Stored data
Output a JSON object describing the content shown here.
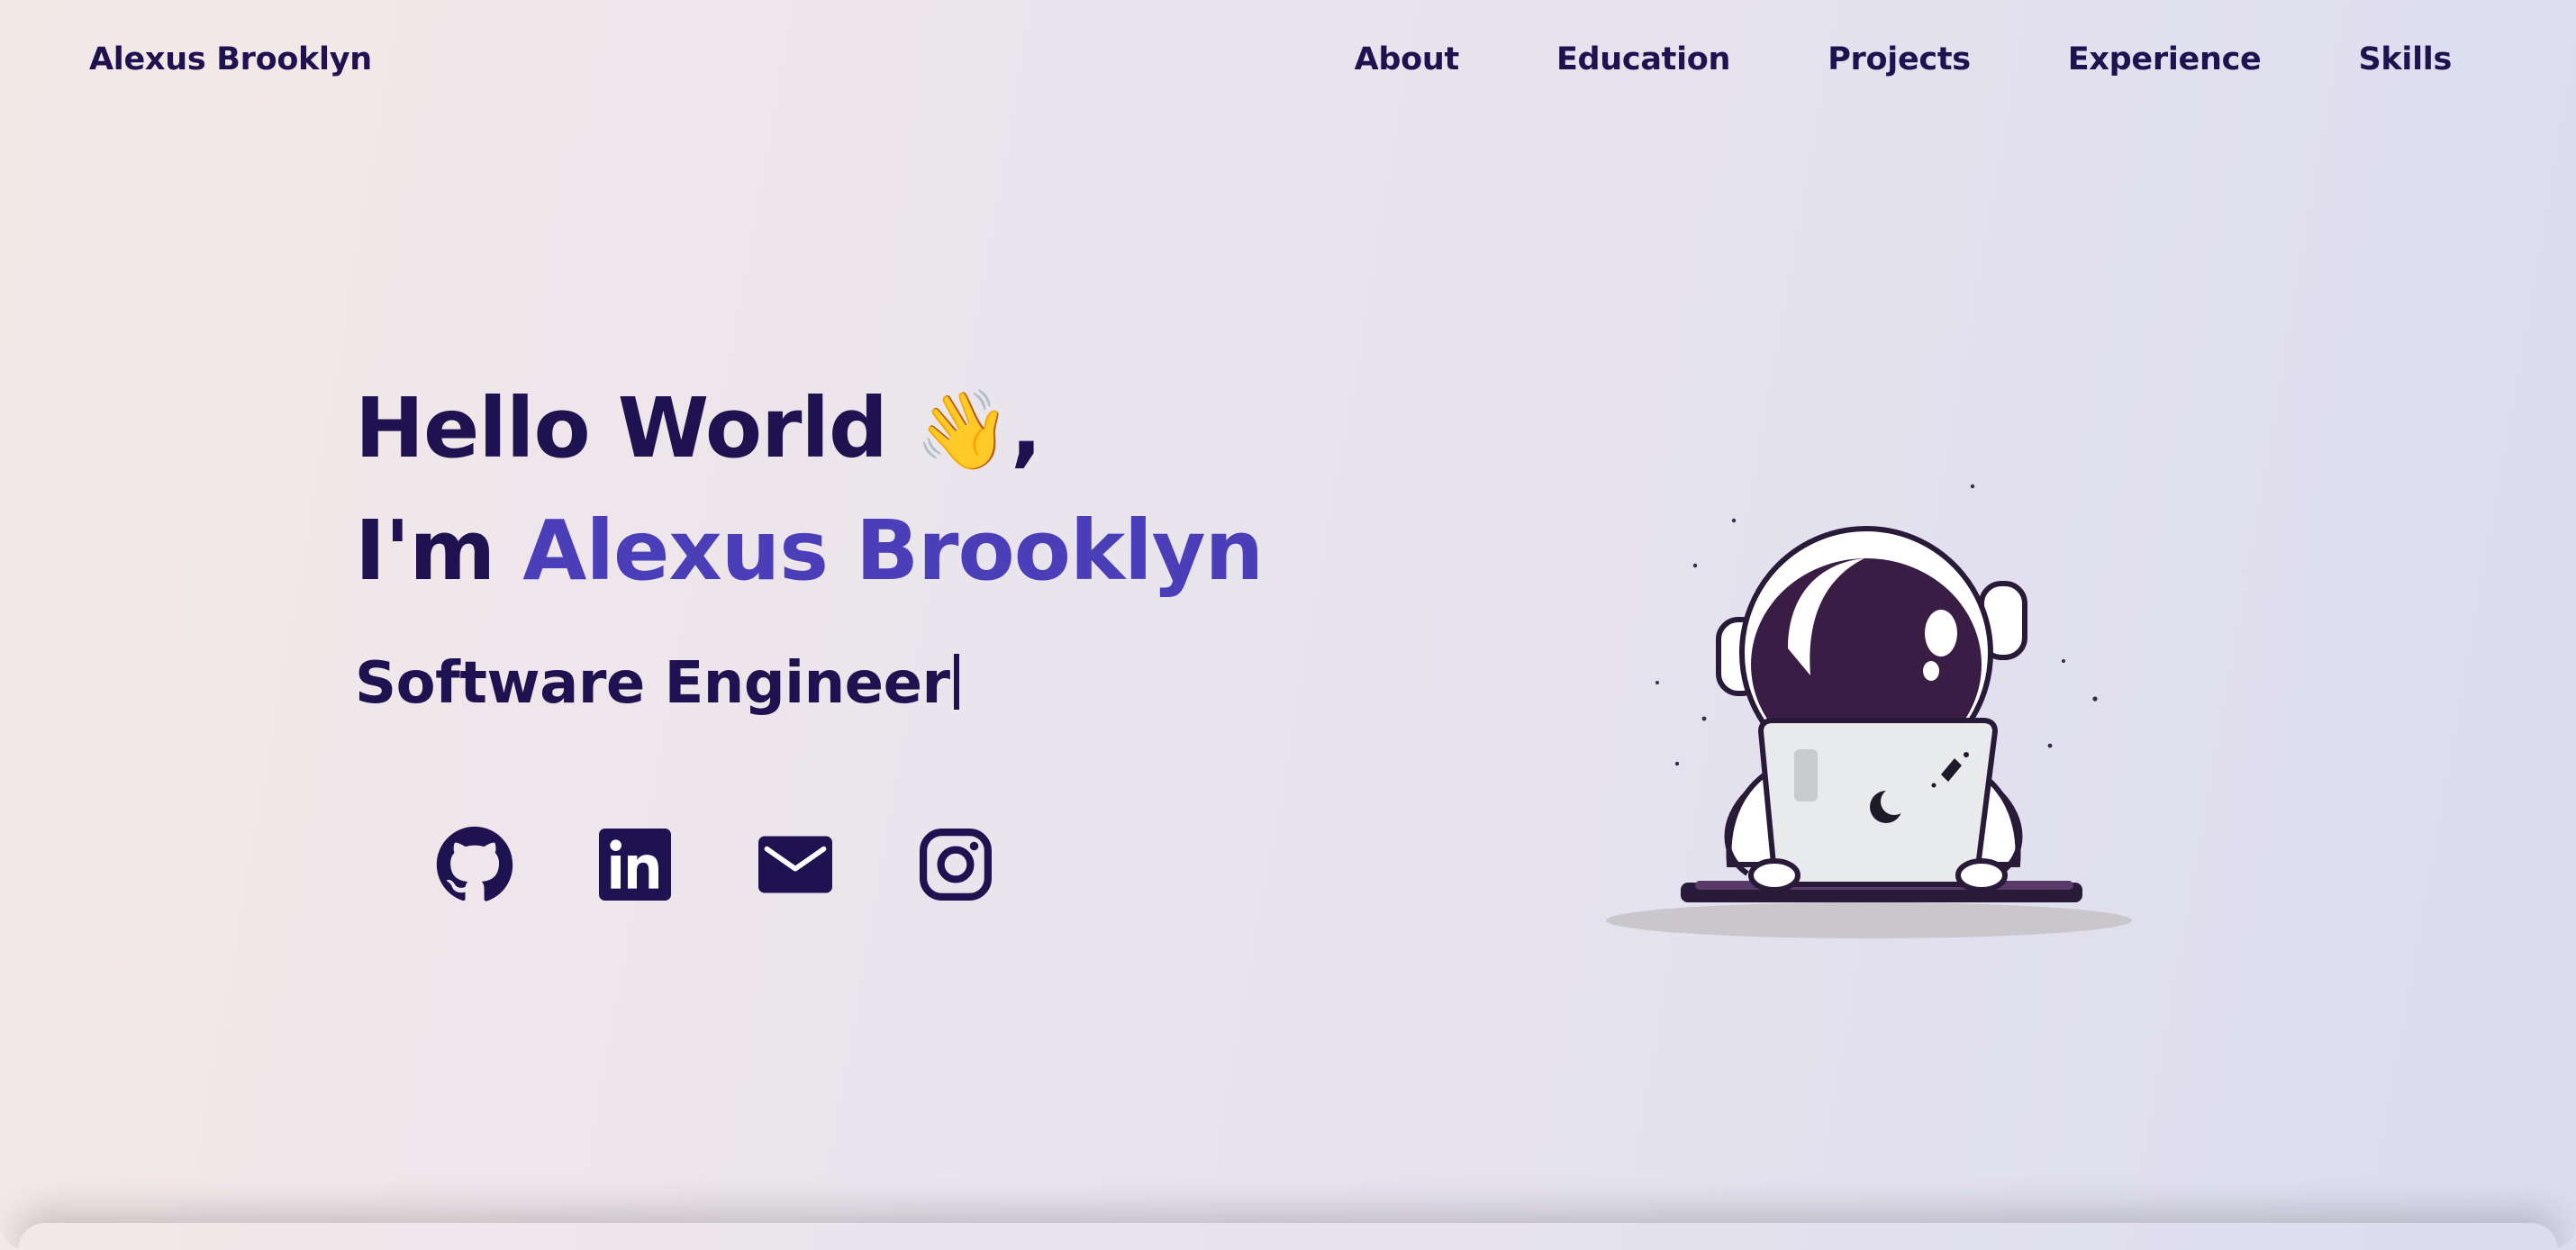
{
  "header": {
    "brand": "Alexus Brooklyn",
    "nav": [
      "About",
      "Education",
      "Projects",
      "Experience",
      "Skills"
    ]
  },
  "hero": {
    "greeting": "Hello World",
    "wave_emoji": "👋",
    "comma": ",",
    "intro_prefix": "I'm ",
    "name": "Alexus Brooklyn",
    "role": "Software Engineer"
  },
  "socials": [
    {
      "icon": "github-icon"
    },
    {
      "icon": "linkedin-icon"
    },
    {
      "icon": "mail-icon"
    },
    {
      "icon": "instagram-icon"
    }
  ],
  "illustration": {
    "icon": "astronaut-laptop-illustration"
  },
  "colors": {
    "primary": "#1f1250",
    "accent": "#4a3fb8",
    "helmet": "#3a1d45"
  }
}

Given task :: Report only the number of lines in the listing that contain the word "illustration".

Solution :: 2